# start of MATERIAL PROVIDED

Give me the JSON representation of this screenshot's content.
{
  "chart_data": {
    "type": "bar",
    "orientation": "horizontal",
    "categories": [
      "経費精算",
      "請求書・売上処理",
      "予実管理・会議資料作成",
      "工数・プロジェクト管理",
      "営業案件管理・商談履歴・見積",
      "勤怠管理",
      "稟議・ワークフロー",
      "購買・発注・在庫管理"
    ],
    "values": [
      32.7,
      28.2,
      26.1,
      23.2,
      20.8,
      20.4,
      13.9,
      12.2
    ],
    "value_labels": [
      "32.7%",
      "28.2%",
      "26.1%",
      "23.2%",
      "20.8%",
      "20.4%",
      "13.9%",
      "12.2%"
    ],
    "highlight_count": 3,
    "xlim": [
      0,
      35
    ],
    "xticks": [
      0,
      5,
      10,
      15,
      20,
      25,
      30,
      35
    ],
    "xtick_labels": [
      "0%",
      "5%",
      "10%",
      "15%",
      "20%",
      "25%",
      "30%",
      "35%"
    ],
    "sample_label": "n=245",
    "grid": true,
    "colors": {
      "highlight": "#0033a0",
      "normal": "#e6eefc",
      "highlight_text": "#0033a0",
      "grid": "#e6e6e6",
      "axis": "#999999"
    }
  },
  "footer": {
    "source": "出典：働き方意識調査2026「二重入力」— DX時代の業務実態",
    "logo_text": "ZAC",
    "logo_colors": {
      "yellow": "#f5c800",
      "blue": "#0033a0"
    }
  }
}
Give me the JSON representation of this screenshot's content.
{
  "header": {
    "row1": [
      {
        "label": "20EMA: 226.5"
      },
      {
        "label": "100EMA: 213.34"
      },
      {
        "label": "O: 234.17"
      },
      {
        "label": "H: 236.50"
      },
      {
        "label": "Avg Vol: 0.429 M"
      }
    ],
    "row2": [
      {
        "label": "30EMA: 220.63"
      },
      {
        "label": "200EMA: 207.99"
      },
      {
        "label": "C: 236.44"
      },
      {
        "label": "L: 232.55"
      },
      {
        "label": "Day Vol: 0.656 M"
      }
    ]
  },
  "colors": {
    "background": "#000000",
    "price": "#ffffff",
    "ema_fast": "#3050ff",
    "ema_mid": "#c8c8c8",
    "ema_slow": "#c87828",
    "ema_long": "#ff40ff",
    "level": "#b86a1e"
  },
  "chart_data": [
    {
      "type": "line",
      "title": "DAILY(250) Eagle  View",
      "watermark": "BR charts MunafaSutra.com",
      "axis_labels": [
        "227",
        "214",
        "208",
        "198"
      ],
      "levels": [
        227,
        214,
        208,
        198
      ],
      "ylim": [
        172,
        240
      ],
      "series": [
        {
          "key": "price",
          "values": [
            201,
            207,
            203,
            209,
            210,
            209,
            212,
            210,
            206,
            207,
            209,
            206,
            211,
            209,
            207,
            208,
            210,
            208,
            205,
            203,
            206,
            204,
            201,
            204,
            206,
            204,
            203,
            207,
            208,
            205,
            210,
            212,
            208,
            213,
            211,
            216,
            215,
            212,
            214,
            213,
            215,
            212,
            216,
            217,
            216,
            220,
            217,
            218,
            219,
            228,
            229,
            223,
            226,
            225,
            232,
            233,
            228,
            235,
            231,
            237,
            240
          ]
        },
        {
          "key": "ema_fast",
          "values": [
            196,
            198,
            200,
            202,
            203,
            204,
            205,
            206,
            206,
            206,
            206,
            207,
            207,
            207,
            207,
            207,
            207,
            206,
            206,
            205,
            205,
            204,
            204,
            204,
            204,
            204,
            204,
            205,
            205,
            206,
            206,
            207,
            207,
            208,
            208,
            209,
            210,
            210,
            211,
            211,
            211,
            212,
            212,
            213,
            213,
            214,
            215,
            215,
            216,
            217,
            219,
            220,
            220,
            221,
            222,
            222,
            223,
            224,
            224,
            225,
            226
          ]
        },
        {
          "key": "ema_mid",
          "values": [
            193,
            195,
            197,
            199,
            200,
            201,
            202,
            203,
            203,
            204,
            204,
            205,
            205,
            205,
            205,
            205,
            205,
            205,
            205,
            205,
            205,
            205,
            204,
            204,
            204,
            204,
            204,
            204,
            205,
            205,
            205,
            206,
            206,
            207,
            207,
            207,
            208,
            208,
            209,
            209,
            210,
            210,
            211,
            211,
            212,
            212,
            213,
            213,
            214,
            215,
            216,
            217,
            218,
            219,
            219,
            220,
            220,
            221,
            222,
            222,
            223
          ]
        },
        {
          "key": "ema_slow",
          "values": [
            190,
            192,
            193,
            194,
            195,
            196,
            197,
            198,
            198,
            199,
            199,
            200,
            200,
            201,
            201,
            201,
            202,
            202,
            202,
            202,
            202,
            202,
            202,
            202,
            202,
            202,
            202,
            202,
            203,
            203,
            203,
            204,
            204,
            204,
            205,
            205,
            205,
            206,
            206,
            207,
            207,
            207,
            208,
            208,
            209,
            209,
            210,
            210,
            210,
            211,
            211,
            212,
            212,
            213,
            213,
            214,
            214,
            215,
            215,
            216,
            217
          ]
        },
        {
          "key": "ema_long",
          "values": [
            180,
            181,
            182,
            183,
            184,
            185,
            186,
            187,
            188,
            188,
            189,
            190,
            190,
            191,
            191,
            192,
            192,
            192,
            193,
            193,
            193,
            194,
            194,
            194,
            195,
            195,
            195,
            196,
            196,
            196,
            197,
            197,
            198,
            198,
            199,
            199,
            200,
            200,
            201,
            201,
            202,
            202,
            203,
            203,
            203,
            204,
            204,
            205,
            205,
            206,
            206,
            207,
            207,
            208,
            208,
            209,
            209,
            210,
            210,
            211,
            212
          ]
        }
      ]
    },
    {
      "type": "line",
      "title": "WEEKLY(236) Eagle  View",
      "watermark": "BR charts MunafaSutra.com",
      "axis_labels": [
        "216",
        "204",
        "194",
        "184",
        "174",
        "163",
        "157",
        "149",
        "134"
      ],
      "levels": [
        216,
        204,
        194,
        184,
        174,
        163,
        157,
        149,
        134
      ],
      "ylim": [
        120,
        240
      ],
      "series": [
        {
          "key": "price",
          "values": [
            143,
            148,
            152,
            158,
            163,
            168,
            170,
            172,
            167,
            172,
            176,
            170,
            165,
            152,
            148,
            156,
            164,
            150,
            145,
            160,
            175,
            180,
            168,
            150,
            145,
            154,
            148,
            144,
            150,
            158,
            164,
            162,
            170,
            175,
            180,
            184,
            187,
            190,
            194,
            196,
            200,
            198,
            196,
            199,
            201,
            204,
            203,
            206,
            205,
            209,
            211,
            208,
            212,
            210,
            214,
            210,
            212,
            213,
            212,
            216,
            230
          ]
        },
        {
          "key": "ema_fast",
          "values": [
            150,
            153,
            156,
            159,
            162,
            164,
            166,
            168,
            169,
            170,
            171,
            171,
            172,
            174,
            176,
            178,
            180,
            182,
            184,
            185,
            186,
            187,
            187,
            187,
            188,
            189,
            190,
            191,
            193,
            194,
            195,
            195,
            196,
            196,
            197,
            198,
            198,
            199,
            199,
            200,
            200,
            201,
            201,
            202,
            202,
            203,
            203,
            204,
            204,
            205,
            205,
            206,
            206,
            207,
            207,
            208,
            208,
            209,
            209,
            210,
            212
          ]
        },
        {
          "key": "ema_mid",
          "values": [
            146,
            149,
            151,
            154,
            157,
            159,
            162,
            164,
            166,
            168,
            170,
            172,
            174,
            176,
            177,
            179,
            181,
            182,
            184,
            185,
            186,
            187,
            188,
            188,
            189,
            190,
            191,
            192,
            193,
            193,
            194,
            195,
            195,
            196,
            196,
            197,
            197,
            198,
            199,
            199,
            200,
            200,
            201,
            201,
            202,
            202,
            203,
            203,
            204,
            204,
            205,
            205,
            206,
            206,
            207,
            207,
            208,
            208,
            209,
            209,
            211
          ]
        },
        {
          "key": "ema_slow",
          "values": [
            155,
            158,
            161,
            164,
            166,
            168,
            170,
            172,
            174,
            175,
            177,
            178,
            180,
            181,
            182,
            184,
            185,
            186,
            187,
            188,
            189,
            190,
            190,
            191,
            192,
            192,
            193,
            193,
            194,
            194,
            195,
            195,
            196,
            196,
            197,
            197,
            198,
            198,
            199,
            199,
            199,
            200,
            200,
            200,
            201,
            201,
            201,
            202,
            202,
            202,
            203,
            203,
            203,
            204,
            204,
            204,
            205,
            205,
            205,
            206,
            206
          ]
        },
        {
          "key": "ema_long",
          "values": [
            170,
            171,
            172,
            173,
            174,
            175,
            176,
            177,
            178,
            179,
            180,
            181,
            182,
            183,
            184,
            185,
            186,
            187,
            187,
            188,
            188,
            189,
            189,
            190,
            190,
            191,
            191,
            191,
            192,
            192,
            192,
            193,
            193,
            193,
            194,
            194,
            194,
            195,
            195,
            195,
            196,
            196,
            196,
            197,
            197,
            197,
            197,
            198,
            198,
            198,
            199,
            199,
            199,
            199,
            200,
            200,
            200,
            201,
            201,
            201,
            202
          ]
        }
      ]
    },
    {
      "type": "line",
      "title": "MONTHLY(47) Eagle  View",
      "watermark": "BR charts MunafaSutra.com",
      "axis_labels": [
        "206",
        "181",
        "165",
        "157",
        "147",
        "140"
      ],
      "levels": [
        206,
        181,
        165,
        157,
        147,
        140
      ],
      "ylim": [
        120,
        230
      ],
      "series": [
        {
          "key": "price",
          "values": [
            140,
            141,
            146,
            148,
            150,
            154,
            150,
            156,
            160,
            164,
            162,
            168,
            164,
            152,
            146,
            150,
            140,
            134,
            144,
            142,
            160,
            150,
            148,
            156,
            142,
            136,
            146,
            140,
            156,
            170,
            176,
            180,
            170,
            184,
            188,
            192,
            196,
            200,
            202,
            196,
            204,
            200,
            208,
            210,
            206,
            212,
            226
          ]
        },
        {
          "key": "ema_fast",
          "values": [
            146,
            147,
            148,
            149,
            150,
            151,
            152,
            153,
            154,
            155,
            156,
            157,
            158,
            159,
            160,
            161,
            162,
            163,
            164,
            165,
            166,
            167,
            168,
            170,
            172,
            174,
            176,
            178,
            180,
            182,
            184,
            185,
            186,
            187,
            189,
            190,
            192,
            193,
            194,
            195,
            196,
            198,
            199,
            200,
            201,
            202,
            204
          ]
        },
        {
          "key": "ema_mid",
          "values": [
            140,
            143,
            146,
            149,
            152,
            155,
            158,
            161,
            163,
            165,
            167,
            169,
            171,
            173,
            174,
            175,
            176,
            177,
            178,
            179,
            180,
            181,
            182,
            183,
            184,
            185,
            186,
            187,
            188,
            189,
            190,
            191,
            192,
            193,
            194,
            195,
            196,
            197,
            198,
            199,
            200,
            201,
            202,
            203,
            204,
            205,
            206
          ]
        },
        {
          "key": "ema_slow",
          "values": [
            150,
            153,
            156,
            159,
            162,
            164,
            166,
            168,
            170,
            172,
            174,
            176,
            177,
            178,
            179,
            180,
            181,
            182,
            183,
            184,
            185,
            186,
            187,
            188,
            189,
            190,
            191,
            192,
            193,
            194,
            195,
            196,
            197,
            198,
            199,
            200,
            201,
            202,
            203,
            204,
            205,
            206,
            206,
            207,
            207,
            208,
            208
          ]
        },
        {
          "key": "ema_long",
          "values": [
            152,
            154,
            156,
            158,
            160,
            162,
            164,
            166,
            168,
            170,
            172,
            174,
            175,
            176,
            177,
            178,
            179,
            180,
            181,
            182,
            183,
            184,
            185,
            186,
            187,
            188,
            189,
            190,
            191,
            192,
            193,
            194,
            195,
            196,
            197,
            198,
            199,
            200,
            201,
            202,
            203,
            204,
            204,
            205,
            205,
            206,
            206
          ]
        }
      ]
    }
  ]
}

# end of MATERIAL PROVIDED

## EXERCISE TASK
Copy every line that contains the string "View".

## RESULT
      "title": "DAILY(250) Eagle  View",
      "title": "WEEKLY(236) Eagle  View",
      "title": "MONTHLY(47) Eagle  View",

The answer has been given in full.